======== Records for the exercise ========
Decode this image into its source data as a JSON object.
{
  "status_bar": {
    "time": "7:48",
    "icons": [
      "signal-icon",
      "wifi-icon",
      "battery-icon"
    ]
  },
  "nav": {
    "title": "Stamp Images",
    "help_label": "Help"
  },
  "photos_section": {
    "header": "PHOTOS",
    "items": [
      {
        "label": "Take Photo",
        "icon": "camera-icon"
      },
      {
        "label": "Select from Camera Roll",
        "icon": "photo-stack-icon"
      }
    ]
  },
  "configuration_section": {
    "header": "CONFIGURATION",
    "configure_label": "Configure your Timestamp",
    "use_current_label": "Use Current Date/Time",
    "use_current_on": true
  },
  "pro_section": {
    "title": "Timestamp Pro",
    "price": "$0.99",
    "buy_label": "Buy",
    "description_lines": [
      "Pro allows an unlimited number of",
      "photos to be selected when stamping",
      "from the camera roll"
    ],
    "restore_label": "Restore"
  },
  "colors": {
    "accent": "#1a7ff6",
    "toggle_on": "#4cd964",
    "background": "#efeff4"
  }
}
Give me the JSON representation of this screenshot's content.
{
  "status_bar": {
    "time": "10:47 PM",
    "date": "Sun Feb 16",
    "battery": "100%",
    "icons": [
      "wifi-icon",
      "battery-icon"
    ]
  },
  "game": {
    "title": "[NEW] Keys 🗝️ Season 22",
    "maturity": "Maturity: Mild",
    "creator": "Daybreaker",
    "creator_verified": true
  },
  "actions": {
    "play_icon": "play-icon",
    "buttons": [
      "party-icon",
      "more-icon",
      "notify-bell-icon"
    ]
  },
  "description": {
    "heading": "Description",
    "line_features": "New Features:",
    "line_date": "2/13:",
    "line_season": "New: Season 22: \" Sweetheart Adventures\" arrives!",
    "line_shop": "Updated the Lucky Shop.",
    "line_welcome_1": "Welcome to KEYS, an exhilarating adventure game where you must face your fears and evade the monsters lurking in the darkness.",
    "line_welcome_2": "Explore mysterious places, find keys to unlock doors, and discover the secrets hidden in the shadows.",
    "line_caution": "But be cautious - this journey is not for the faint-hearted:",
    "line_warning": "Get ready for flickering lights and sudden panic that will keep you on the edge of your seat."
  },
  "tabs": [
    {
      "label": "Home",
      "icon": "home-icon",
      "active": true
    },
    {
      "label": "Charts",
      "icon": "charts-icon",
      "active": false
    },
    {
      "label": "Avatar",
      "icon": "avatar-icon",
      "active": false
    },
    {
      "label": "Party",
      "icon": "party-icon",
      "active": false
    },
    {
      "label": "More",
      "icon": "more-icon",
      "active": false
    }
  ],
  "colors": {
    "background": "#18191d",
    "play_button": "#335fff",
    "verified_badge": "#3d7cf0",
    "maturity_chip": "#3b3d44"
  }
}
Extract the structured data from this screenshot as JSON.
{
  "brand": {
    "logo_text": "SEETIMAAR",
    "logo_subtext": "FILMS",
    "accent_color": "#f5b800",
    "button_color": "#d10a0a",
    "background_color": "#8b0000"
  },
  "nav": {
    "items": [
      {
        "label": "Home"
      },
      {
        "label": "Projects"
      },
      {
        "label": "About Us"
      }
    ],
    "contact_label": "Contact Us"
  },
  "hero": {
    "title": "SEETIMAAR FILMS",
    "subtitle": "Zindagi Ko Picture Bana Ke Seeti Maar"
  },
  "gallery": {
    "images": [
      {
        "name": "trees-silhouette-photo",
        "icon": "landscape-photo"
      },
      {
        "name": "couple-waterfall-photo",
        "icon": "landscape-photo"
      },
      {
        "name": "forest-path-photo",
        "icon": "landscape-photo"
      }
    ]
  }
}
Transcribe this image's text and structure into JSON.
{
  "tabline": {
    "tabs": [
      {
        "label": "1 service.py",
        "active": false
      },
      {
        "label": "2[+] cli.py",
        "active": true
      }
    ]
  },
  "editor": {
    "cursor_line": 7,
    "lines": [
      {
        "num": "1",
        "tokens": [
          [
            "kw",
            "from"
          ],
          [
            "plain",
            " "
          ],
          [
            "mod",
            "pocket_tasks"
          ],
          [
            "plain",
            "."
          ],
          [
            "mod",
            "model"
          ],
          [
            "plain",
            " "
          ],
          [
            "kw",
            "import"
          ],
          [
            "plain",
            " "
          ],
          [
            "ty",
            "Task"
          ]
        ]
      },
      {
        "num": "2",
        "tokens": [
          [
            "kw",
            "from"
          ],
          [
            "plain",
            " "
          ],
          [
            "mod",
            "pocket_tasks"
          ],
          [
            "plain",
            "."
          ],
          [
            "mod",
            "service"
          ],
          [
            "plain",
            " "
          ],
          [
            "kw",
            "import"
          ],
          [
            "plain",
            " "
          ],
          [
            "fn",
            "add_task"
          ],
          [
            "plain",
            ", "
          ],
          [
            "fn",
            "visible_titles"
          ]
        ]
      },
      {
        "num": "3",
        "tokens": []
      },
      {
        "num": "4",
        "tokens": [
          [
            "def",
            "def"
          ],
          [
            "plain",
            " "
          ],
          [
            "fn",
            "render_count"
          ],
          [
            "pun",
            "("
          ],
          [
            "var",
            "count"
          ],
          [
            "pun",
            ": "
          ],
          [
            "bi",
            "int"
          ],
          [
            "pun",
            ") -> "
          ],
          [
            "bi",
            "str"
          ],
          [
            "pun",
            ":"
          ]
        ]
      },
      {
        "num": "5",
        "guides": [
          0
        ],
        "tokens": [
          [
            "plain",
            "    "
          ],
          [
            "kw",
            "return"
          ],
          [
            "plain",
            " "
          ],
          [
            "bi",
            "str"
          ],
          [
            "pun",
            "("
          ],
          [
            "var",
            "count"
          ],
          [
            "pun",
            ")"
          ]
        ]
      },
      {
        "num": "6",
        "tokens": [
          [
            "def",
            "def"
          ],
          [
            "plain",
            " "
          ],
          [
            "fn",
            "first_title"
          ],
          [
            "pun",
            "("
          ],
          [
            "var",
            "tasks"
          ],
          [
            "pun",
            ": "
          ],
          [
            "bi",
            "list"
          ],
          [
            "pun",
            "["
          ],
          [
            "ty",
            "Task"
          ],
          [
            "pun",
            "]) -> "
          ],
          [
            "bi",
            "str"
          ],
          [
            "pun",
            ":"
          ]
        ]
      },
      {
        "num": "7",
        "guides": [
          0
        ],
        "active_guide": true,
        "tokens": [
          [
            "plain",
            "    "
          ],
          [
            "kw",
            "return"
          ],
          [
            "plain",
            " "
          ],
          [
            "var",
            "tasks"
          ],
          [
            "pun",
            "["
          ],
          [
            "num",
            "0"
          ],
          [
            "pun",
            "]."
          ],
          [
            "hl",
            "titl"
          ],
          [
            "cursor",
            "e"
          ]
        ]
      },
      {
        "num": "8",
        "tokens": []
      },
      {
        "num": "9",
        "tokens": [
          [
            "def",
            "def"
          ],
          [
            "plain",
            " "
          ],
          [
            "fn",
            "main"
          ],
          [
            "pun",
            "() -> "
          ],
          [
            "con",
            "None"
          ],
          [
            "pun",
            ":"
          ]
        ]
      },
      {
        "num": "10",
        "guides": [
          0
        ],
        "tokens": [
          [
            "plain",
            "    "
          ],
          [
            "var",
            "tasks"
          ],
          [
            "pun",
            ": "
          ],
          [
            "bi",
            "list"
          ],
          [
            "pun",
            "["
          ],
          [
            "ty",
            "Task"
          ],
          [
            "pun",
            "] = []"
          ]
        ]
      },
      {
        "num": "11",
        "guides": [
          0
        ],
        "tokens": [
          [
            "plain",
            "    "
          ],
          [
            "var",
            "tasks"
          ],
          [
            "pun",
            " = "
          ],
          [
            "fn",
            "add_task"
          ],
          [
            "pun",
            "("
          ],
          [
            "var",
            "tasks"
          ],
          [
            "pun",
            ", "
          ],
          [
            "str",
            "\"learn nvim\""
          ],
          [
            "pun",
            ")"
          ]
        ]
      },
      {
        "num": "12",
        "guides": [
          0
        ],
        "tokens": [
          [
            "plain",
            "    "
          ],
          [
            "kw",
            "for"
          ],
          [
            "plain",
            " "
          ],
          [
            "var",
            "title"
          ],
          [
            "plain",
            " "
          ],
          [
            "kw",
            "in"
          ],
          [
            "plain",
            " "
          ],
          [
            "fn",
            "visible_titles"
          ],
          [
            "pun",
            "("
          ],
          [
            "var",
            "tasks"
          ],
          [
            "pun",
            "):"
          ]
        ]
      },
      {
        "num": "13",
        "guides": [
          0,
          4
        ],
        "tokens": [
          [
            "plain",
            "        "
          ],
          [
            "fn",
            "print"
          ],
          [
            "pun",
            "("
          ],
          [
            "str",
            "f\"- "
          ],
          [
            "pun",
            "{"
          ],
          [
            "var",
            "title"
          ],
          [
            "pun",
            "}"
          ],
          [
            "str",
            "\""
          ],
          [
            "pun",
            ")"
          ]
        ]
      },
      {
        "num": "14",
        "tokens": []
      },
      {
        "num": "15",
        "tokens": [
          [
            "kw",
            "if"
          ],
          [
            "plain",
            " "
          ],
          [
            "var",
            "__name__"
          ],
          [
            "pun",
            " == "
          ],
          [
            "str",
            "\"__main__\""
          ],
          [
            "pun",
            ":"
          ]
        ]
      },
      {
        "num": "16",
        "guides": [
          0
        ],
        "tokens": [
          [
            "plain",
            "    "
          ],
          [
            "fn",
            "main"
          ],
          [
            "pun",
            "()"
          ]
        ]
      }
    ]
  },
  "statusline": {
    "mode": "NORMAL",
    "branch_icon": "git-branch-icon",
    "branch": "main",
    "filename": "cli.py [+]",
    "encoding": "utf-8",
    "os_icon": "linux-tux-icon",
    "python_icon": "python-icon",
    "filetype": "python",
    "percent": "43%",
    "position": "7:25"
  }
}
========
- Instruction -
Tally the lines of the listing in which the word "your" occurs, and state the total alone.

- Task response -
3